Brief 1:
Reproduce the passage of the blog post about learning Spanish in Málaga starting with "73 - Back to" and going on through "you are at.".

Text passage:

Thoughts from a brand new home-owner in the Axarquía region of Málaga. I hope there might be some information and experiences of use to other new purchasers, plus the occasional line to provoke thought or discussion.

73 - Back to School
Thursday, September 19, 2013 @ 4:59 PM

Along with all the local children, it was back to school for a new term for me this week. 

I’ve written before about the language school in Colmenar.   Axalingua is run by two brothers, Juan-Mi and Pepe.  Juan-Mi teaches me in a weekly one-to-one session (where he struggles to correct the street language I learn in between from friends and neighbours).   65 – Spanish in the Barrio.

Apparently I’m Level B1.  There are tests on the internet which you struggle through until you feel ready to slit your wrists, and the point at which you hurl your laptop across the room reflects the level you are at.

Data records:
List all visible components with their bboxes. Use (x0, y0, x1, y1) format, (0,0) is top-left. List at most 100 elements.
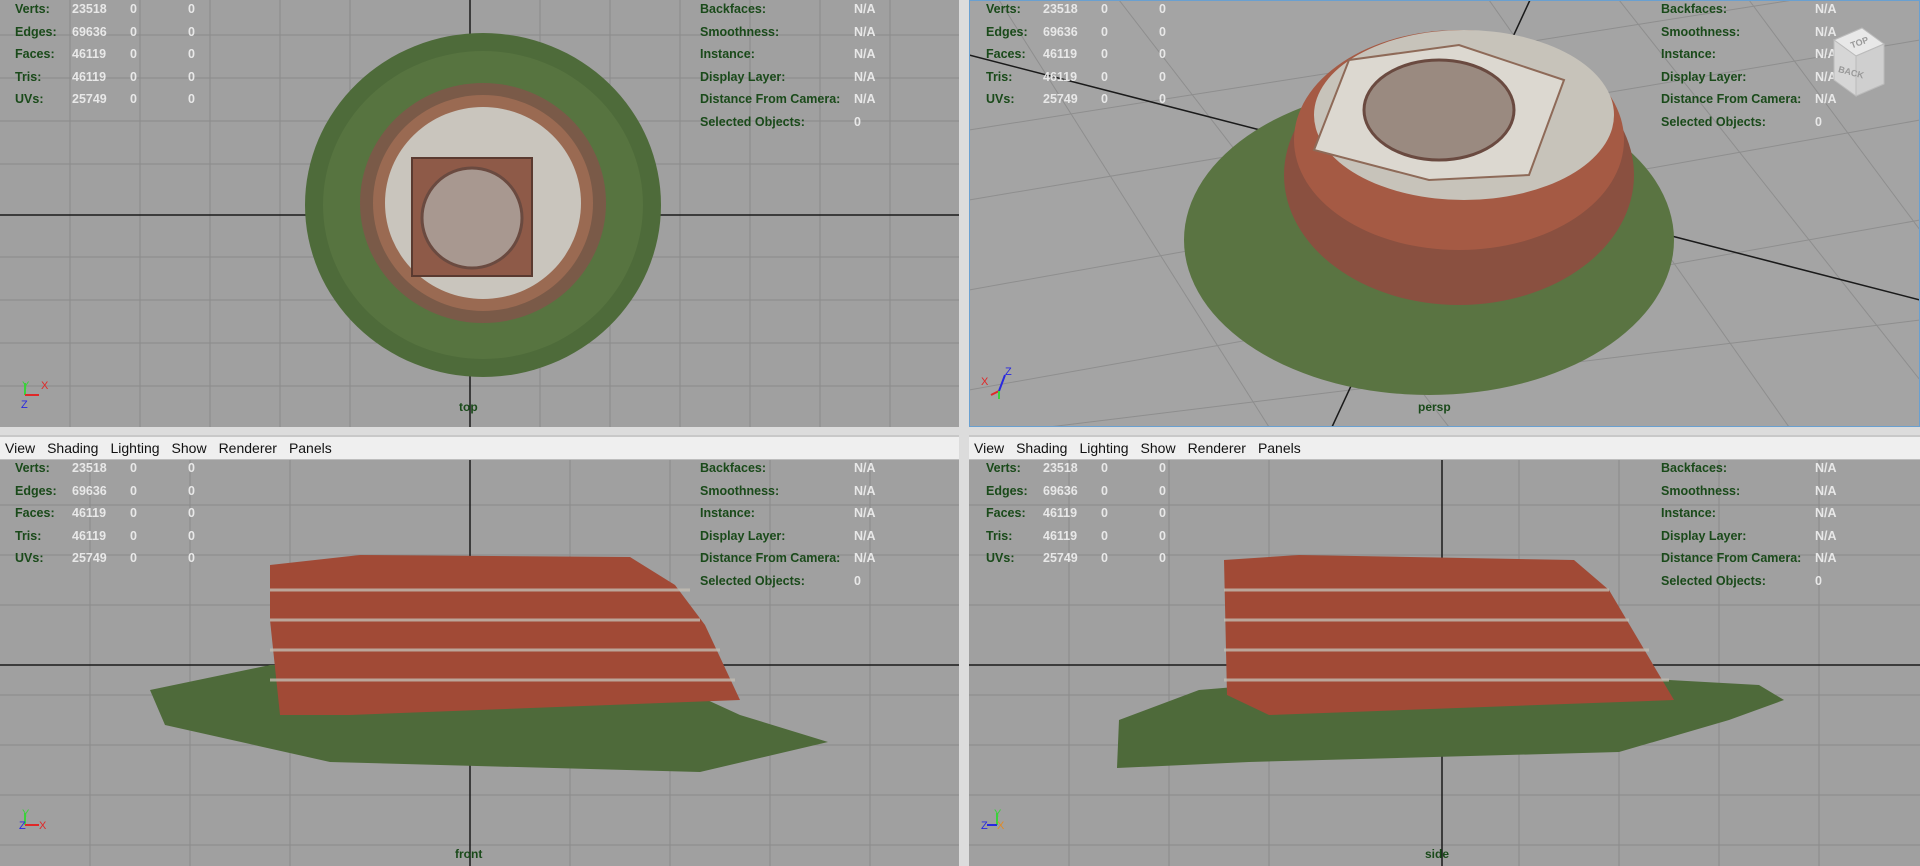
hud-info-row: Selected Objects: 0 (1661, 570, 1837, 593)
hud-info-front: Backfaces: N/A Smoothness: N/A Instance: N/A D… (700, 460, 876, 593)
hud-info-row: Backfaces: N/A (1661, 0, 1837, 21)
viewport-front[interactable]: Verts: 23518 0 0 Edges: 69636 0 0 Faces: 46119 0 0 T… (0, 460, 959, 866)
svg-text:X: X (981, 376, 989, 388)
hud-stat-row: Verts: 23518 0 0 (986, 0, 1189, 21)
camera-label-front: front (455, 847, 483, 861)
hud-stat-value: 0 (1101, 528, 1108, 543)
svg-text:Z: Z (19, 820, 26, 832)
hud-info-row: Selected Objects: 0 (700, 570, 876, 593)
hud-info-label: Selected Objects: (700, 114, 805, 129)
hud-stat-value: 69636 (1043, 483, 1078, 498)
hud-stat-value: 46119 (1043, 506, 1078, 521)
hud-stat-value: 0 (1159, 24, 1166, 39)
hud-stat-value: 25749 (72, 551, 107, 566)
hud-stat-value: 0 (1159, 551, 1166, 566)
hud-info-value: N/A (854, 528, 876, 543)
hud-stats-top: Verts: 23518 0 0 Edges: 69636 0 0 Faces: 46119 0 0 T… (15, 0, 218, 111)
hud-stat-value: 0 (1101, 551, 1108, 566)
hud-info-row: Instance: N/A (1661, 43, 1837, 66)
hud-info-value: N/A (1815, 528, 1837, 543)
menu-lighting[interactable]: Lighting (106, 440, 167, 456)
hud-stats-side: Verts: 23518 0 0 Edges: 69636 0 0 Faces: 46119 0 0 T… (986, 460, 1189, 570)
hud-stat-value: 0 (130, 551, 137, 566)
hud-stat-label: Verts: (15, 2, 50, 16)
hud-stat-value: 0 (188, 47, 195, 62)
hud-info-value: 0 (854, 114, 861, 129)
hud-stat-value: 0 (1101, 69, 1108, 84)
hud-stat-value: 0 (1159, 2, 1166, 16)
hud-stat-row: Edges: 69636 0 0 (15, 21, 218, 44)
hud-stat-row: Tris: 46119 0 0 (986, 66, 1189, 89)
hud-stat-value: 0 (130, 2, 137, 16)
hud-info-row: Backfaces: N/A (700, 0, 876, 21)
menu-shading[interactable]: Shading (1012, 440, 1075, 456)
hud-stat-value: 0 (130, 461, 137, 475)
hud-stat-value: 0 (130, 92, 137, 107)
hud-stat-value: 0 (130, 483, 137, 498)
hud-stat-value: 46119 (1043, 69, 1078, 84)
hud-info-value: N/A (1815, 551, 1837, 566)
menu-panels[interactable]: Panels (285, 440, 340, 456)
hud-info-value: 0 (1815, 573, 1822, 588)
hud-info-row: Distance From Camera: N/A (1661, 88, 1837, 111)
manhole-cover (420, 166, 524, 270)
hud-info-value: N/A (854, 69, 876, 84)
hud-info-row: Distance From Camera: N/A (1661, 547, 1837, 570)
hud-info-row: Display Layer: N/A (700, 66, 876, 89)
hud-info-row: Backfaces: N/A (1661, 460, 1837, 480)
hud-stat-value: 0 (1101, 2, 1108, 16)
menu-panels[interactable]: Panels (1254, 440, 1309, 456)
svg-text:Y: Y (22, 808, 30, 820)
svg-text:Z: Z (21, 399, 28, 411)
hud-stat-row: Tris: 46119 0 0 (15, 525, 218, 548)
hud-info-value: N/A (854, 461, 876, 475)
hud-info-label: Instance: (1661, 47, 1716, 62)
hud-stat-label: UVs: (15, 551, 44, 566)
hud-info-value: N/A (1815, 506, 1837, 521)
hud-info-row: Smoothness: N/A (1661, 480, 1837, 503)
viewport-side[interactable]: Verts: 23518 0 0 Edges: 69636 0 0 Faces: 46119 0 0 T… (969, 460, 1920, 866)
menu-show[interactable]: Show (168, 440, 215, 456)
hud-info-value: N/A (854, 24, 876, 39)
viewport-top[interactable]: Verts: 23518 0 0 Edges: 69636 0 0 Faces: 46119 0 0 T… (0, 0, 959, 427)
hud-stat-value: 0 (188, 24, 195, 39)
menu-view[interactable]: View (0, 440, 43, 456)
viewcube[interactable]: TOP BACK (1828, 22, 1888, 102)
hud-info-row: Backfaces: N/A (700, 460, 876, 480)
pane-separator-horizontal[interactable] (0, 427, 1920, 435)
hud-stat-value: 23518 (72, 461, 107, 475)
hud-stat-label: Edges: (15, 24, 57, 39)
hud-stat-value: 0 (1159, 528, 1166, 543)
hud-info-label: Display Layer: (1661, 528, 1747, 543)
hud-info-label: Backfaces: (700, 461, 767, 475)
hud-stat-value: 0 (1159, 483, 1166, 498)
hud-stat-label: Verts: (15, 461, 50, 475)
hud-stat-row: Edges: 69636 0 0 (986, 480, 1189, 503)
hud-info-row: Smoothness: N/A (700, 480, 876, 503)
axis-gizmo-top: Y X Z (21, 380, 49, 411)
hud-stat-value: 0 (188, 551, 195, 566)
hud-stat-value: 0 (188, 528, 195, 543)
hud-stat-label: Faces: (15, 506, 55, 521)
hud-stat-label: Tris: (15, 69, 42, 84)
hud-info-label: Backfaces: (1661, 461, 1728, 475)
hud-stat-label: Edges: (986, 483, 1028, 498)
hud-stat-value: 46119 (72, 47, 107, 62)
hud-stat-label: Faces: (986, 47, 1026, 62)
hud-stat-value: 0 (188, 2, 195, 16)
hud-stat-value: 0 (1101, 506, 1108, 521)
hud-stat-value: 25749 (72, 92, 107, 107)
menu-show[interactable]: Show (1137, 440, 1184, 456)
svg-text:X: X (39, 820, 47, 832)
menu-lighting[interactable]: Lighting (1075, 440, 1136, 456)
hud-stat-label: Verts: (986, 2, 1021, 16)
hud-stat-label: Faces: (15, 47, 55, 62)
menu-renderer[interactable]: Renderer (1184, 440, 1254, 456)
hud-stats-persp: Verts: 23518 0 0 Edges: 69636 0 0 Faces: 46119 0 0 T… (986, 0, 1189, 111)
menu-shading[interactable]: Shading (43, 440, 106, 456)
menu-view[interactable]: View (969, 440, 1012, 456)
hud-info-label: Selected Objects: (1661, 114, 1766, 129)
menu-renderer[interactable]: Renderer (215, 440, 285, 456)
hud-stat-row: Verts: 23518 0 0 (986, 460, 1189, 480)
viewport-persp[interactable]: Verts: 23518 0 0 Edges: 69636 0 0 Faces: 46119 0 0 T… (969, 0, 1920, 427)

Brief 2:
In the records, rewrite the lines starting with the line with "hud-info-row: Selected Objects: 0 (1661, 570, 1837, 593)" and going on through the line with "hud-stats-top: Verts: 23518", putting "Selected Items" in place of "Selected Objects" and leaving everything else unchanged. Return only those lines.

Solution 1:
73 - Back to School
Thursday, September 19, 2013 @ 4:59 PM

Along with all the local children, it was back to school for a new term for me this week. 

I’ve written before about the language school in Colmenar.   Axalingua is run by two brothers, Juan-Mi and Pepe.  Juan-Mi teaches me in a weekly one-to-one session (where he struggles to correct the street language I learn in between from friends and neighbours).   65 – Spanish in the Barrio.

Apparently I’m Level B1.  There are tests on the internet which you struggle through until you feel ready to slit your wrists, and the point at which you hurl your laptop across the room reflects the level you are at.

Solution 2:
hud-info-row: Selected Items: 0 (1661, 570, 1837, 593)
hud-info-front: Backfaces: N/A Smoothness: N/A Instance: N/A D… (700, 460, 876, 593)
hud-info-row: Backfaces: N/A (1661, 0, 1837, 21)
viewport-front[interactable]: Verts: 23518 0 0 Edges: 69636 0 0 Faces: 46119 0 0 T… (0, 460, 959, 866)
svg-text:X: X (981, 376, 989, 388)
hud-stat-row: Verts: 23518 0 0 (986, 0, 1189, 21)
camera-label-front: front (455, 847, 483, 861)
hud-stat-value: 0 (1101, 528, 1108, 543)
svg-text:Z: Z (19, 820, 26, 832)
hud-info-row: Selected Items: 0 (700, 570, 876, 593)
hud-info-label: Selected Items: (700, 114, 805, 129)
hud-stat-value: 69636 (1043, 483, 1078, 498)
hud-stat-value: 46119 (1043, 506, 1078, 521)
hud-stat-value: 0 (1159, 24, 1166, 39)
hud-stat-value: 25749 (72, 551, 107, 566)
hud-stat-value: 0 (1159, 551, 1166, 566)
hud-info-value: N/A (854, 528, 876, 543)
hud-stats-top: Verts: 23518 0 0 Edges: 69636 0 0 Faces: 46119 0 0 T… (15, 0, 218, 111)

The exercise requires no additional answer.